Exercise brief >> In the material below, identify each line bearing the word "style". Reproduce those lines.
^^^^^^^^
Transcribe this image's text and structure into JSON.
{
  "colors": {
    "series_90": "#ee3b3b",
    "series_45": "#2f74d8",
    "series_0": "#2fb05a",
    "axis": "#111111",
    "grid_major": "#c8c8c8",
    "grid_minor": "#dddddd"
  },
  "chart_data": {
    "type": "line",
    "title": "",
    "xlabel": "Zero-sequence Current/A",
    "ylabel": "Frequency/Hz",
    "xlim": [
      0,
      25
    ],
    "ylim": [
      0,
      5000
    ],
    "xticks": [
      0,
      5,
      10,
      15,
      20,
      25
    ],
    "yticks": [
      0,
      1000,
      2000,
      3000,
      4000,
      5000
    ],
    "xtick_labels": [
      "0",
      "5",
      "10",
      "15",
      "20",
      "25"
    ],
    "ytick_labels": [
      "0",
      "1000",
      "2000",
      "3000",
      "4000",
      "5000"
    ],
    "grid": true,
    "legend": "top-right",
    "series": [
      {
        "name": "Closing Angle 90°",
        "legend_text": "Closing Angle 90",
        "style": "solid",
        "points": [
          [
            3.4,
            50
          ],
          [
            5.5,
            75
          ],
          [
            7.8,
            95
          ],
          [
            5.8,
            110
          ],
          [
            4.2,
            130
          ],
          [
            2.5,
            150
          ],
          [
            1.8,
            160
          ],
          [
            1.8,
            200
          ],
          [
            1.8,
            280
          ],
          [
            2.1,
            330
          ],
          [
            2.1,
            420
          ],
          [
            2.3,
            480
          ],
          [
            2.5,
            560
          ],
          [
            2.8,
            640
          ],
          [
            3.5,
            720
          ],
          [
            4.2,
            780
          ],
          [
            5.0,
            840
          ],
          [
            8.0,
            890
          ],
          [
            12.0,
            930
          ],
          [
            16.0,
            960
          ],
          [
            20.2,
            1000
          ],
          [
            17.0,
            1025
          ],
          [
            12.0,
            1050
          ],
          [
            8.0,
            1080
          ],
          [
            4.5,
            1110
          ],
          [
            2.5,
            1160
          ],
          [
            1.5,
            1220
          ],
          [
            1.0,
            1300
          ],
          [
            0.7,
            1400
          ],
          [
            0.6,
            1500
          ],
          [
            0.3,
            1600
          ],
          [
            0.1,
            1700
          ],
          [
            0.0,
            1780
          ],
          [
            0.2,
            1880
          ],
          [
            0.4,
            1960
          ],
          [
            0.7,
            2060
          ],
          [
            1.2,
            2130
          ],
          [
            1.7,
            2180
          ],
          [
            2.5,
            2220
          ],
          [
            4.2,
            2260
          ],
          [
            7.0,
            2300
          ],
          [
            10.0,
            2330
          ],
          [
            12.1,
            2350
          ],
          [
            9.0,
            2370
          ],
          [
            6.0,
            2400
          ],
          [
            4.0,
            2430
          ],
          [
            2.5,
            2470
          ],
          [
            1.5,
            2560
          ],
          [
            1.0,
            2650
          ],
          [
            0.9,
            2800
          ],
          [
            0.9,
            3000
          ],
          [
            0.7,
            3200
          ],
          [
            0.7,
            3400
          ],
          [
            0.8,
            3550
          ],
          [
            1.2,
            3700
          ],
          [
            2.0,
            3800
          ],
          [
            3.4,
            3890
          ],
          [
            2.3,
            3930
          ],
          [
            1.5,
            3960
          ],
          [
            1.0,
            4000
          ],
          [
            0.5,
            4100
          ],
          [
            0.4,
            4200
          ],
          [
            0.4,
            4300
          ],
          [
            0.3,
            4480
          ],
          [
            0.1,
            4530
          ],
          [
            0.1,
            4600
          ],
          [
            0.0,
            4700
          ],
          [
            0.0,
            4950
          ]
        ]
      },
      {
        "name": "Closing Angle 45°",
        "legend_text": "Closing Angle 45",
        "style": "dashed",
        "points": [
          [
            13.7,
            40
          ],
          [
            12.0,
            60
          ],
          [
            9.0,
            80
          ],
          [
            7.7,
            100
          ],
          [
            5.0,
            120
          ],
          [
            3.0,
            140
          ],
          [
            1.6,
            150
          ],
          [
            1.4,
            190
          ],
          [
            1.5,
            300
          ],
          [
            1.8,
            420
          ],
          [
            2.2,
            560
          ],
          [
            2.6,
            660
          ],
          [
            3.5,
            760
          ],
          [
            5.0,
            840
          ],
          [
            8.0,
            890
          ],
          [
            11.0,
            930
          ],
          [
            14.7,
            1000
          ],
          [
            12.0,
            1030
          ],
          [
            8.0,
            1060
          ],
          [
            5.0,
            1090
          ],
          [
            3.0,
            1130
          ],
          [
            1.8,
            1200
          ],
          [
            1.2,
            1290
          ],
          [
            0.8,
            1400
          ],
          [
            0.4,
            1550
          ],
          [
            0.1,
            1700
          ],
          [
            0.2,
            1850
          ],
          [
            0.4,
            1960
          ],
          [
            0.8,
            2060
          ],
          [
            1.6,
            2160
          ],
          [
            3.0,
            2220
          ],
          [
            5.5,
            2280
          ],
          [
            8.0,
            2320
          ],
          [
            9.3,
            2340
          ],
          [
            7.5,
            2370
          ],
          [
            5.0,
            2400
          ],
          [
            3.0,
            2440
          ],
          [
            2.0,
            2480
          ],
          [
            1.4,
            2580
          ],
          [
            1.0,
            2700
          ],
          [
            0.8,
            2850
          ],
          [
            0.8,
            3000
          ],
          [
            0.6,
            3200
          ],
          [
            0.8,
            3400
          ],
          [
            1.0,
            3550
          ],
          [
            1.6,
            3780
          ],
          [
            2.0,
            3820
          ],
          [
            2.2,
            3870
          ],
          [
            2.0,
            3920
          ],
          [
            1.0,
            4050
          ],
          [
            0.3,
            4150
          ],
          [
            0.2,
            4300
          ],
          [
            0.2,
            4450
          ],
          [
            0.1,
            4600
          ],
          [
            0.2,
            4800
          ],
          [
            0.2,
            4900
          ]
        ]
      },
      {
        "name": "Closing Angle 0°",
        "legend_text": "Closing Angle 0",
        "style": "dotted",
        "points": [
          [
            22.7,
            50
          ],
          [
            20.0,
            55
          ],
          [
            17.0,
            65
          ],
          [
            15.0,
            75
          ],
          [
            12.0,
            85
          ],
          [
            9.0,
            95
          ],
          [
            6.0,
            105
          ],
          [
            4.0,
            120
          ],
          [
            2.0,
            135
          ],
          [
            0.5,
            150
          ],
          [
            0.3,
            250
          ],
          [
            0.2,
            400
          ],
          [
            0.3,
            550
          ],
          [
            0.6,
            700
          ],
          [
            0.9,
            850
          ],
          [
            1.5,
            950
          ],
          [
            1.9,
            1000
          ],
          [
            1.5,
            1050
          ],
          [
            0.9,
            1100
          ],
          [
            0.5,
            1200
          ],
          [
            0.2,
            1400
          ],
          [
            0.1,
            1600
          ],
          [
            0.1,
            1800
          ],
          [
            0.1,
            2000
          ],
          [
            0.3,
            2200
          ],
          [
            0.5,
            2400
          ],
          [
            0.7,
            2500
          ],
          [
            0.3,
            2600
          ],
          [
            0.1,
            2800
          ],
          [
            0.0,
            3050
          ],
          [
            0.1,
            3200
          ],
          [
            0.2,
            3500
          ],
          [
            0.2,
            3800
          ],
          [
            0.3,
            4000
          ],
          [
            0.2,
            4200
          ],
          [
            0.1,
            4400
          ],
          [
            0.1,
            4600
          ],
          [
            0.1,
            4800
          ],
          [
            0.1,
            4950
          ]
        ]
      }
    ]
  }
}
^^^^^^^^
Output below >>
        "style": "solid",
        "style": "dashed",
        "style": "dotted",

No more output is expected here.